→ Text section:
◆ ◆ ◆
# Craftsman 536.881851 drive issues



## robdenuto (Feb 1, 2015)

Hey Everyone,

I bought a used 536.881851 last year and seem to be having some trouble with getting it to drive. At times, when the drive lever is depressed the unit fails to move. Sometimes after changing the drive speed and trying again it will go, other times changing the drive speed does nothing. The auger moves like a champ, but the drive isn't doing as well.

I did some digging around and it seems like the two most common causes are a worn friction disc or grease/dirt buildup on the friction wheel. I took the cover off and the disc seems in good shape and the wheel was mildly dirty. I cleaned both with some gas to give them a nice surface to hook up. I also checked the adjustment on the cable for the drive and it seemed fine as it was easily bringing the two into contact.

I buttoned it back up, fired it up and gave it a go. With the shifter set to forward 1, squeezing the handle resulted in no movement again  . I changed the gear to forward 2 and got nothing. Changed to forward 3 and then gave her a squeeze and she jumped to life. I stopped and changed back to forward 1 and she started forward.

Anyone have any insight or ideas of what to check next or what might be causing this?


----------



## Shryp (Jan 1, 2011)

Sounds like the adjustment is not tight enough or some bearings are worn out. It could also be getting wet with snow or oil dripping in there.


----------



## Motor City (Jan 6, 2014)
◆ ◆ ◆
→ Exercise: Please reproduce the part of the Craftsman drive thread starting with "I did some digging" and going on through "she started forward.".
◆ ◆ ◆
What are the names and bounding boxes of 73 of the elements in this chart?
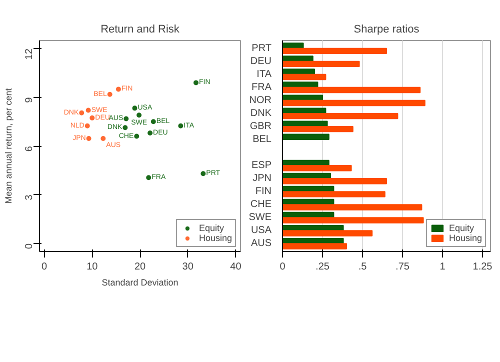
bar xyxy=(282,86,421,94)
point xyxy=(86,108,91,113)
y-tick-label: DNK xyxy=(250,108,272,119)
y-tick-label: USA xyxy=(250,225,272,236)
bar xyxy=(282,191,386,198)
y-tick-label: GBR xyxy=(250,120,272,132)
point xyxy=(200,171,206,176)
bar xyxy=(282,204,422,210)
bar xyxy=(282,126,354,132)
legend-label: Housing xyxy=(448,233,482,243)
legend-label: Housing xyxy=(198,233,232,243)
y-axis-title: Mean annual return, per cent xyxy=(4,88,14,204)
point xyxy=(79,110,84,116)
bar xyxy=(282,217,424,224)
x-tick-label: .5 xyxy=(358,262,368,272)
x-tick-label: .75 xyxy=(396,262,410,272)
x-tick-label: 1 xyxy=(440,262,446,272)
y-tick-label: PRT xyxy=(252,42,272,54)
y-tick-label: ESP xyxy=(251,160,272,172)
y-tick-label: JPN xyxy=(252,173,272,184)
bar xyxy=(282,134,330,140)
point xyxy=(136,112,142,118)
y-tick-label: FRA xyxy=(252,82,272,93)
point xyxy=(132,106,138,111)
chart-title: Sharpe ratios xyxy=(354,24,420,36)
point xyxy=(100,136,106,142)
point xyxy=(84,123,90,128)
y-tick-label: 9 xyxy=(24,96,35,103)
legend-label: Equity xyxy=(198,223,224,233)
bar xyxy=(282,230,373,236)
point xyxy=(148,130,153,136)
point xyxy=(193,80,198,86)
bar xyxy=(282,48,387,54)
x-tick-label: .25 xyxy=(316,262,330,272)
bar xyxy=(282,112,398,120)
x-tick-label: 30 xyxy=(182,262,194,272)
bar xyxy=(282,243,347,250)
bar xyxy=(282,74,326,80)
bar xyxy=(282,165,352,172)
x-tick-label: 10 xyxy=(86,262,98,272)
y-tick-label: SWE xyxy=(248,212,272,224)
chart-title: Return and Risk xyxy=(100,24,180,36)
point xyxy=(116,86,121,92)
y-tick-label: BEL xyxy=(252,134,272,145)
x-tick-label: 0 xyxy=(280,262,286,272)
x-tick-label: 0 xyxy=(42,262,48,272)
bar xyxy=(282,60,360,68)
point xyxy=(124,116,129,122)
x-tick-label: 40 xyxy=(230,262,242,272)
point xyxy=(134,134,140,139)
bar xyxy=(282,100,426,106)
y-tick-label: NOR xyxy=(249,94,272,106)
y-tick-label: 0 xyxy=(24,242,35,249)
y-tick-label: FIN xyxy=(255,186,272,198)
y-tick-label: AUS xyxy=(250,238,272,250)
point xyxy=(90,115,95,120)
y-tick-label: DEU xyxy=(250,56,272,67)
point xyxy=(122,125,128,130)
y-tick-label: 12 xyxy=(24,48,35,60)
y-tick-label: 6 xyxy=(24,146,35,152)
point xyxy=(107,92,112,97)
point xyxy=(150,119,156,124)
y-tick-label: CHE xyxy=(250,199,272,210)
x-tick-label: 20 xyxy=(134,262,146,272)
point xyxy=(178,123,184,128)
x-axis-title: Standard Deviation xyxy=(102,278,178,288)
x-tick-label: 1.25 xyxy=(472,262,493,272)
y-tick-label: ITA xyxy=(256,68,272,80)
point xyxy=(146,175,152,180)
y-tick-label: 3 xyxy=(24,194,35,200)
bar xyxy=(282,178,387,184)
point xyxy=(86,136,92,142)
legend-label: Equity xyxy=(448,223,474,233)
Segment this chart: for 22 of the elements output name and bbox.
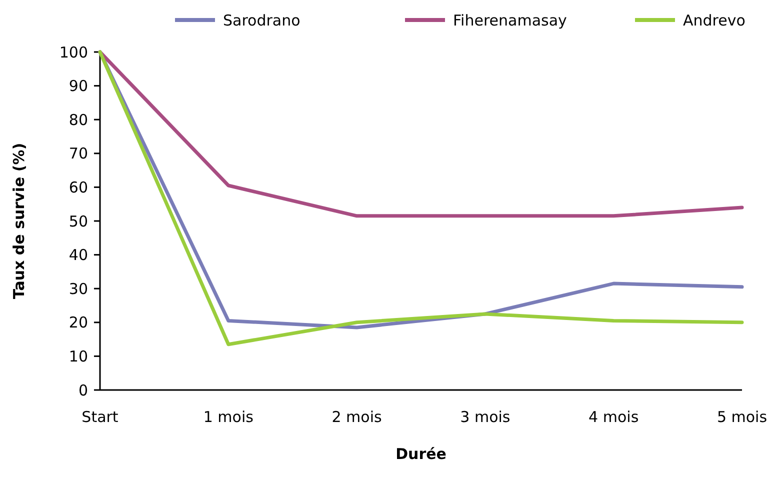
legend-label: Andrevo bbox=[683, 11, 746, 30]
y-tick-label: 30 bbox=[68, 280, 88, 298]
y-tick-label: 80 bbox=[68, 110, 88, 129]
y-tick-label: 50 bbox=[68, 212, 88, 230]
y-tick-label: 70 bbox=[68, 144, 88, 163]
x-tick-label: Start bbox=[82, 408, 118, 426]
x-tick-label: 1 mois bbox=[203, 408, 254, 426]
y-axis-title: Taux de survie (%) bbox=[10, 142, 28, 300]
y-tick-label: 40 bbox=[68, 246, 88, 264]
y-tick-label: 20 bbox=[68, 314, 88, 332]
y-tick-label: 10 bbox=[68, 347, 88, 366]
legend-label: Fiherenamasay bbox=[453, 11, 568, 30]
x-tick-label: 4 mois bbox=[588, 408, 639, 426]
legend-label: Sarodrano bbox=[223, 11, 300, 30]
x-tick-label: 2 mois bbox=[332, 408, 382, 426]
x-axis-title: Durée bbox=[396, 445, 446, 463]
y-tick-label: 100 bbox=[59, 43, 88, 62]
y-tick-label: 90 bbox=[68, 77, 88, 96]
y-tick-label: 60 bbox=[68, 178, 88, 196]
x-tick-label: 3 mois bbox=[460, 408, 510, 426]
y-tick-label: 0 bbox=[78, 381, 88, 400]
x-tick-label: 5 mois bbox=[716, 408, 768, 426]
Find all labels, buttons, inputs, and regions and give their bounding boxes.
◆ ◆ ◆
→ Written response:
I did some digging around and it seems like the two most common causes are a worn friction disc or grease/dirt buildup on the friction wheel. I took the cover off and the disc seems in good shape and the wheel was mildly dirty. I cleaned both with some gas to give them a nice surface to hook up. I also checked the adjustment on the cable for the drive and it seemed fine as it was easily bringing the two into contact.

I buttoned it back up, fired it up and gave it a go. With the shifter set to forward 1, squeezing the handle resulted in no movement again  . I changed the gear to forward 2 and got nothing. Changed to forward 3 and then gave her a squeeze and she jumped to life. I stopped and changed back to forward 1 and she started forward.